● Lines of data
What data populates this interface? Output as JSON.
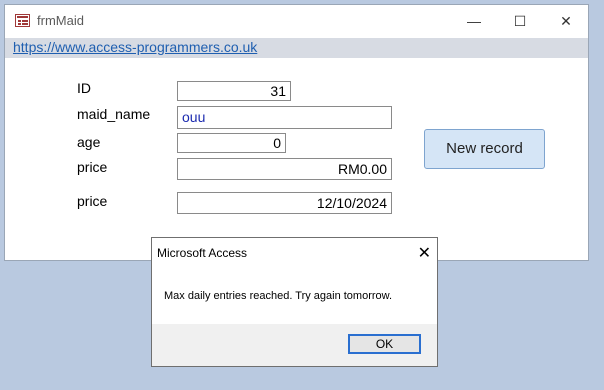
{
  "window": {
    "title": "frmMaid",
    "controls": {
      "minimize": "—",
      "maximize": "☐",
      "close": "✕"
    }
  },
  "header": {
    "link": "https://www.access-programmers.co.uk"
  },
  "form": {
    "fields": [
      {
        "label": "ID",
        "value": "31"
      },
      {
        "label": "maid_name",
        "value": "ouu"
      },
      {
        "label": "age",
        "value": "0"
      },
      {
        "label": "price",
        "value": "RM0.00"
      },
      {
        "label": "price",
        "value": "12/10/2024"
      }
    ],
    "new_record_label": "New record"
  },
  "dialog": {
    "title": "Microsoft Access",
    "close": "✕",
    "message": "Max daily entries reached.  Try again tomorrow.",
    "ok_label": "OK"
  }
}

● What is required
Quote everything in the listing above exactly; pictures are the only thing to omit.

● Solved exercise
What data populates this interface? Output as JSON.
{
  "window": {
    "title": "frmMaid",
    "controls": {
      "minimize": "—",
      "maximize": "☐",
      "close": "✕"
    }
  },
  "header": {
    "link": "https://www.access-programmers.co.uk"
  },
  "form": {
    "fields": [
      {
        "label": "ID",
        "value": "31"
      },
      {
        "label": "maid_name",
        "value": "ouu"
      },
      {
        "label": "age",
        "value": "0"
      },
      {
        "label": "price",
        "value": "RM0.00"
      },
      {
        "label": "price",
        "value": "12/10/2024"
      }
    ],
    "new_record_label": "New record"
  },
  "dialog": {
    "title": "Microsoft Access",
    "close": "✕",
    "message": "Max daily entries reached.  Try again tomorrow.",
    "ok_label": "OK"
  }
}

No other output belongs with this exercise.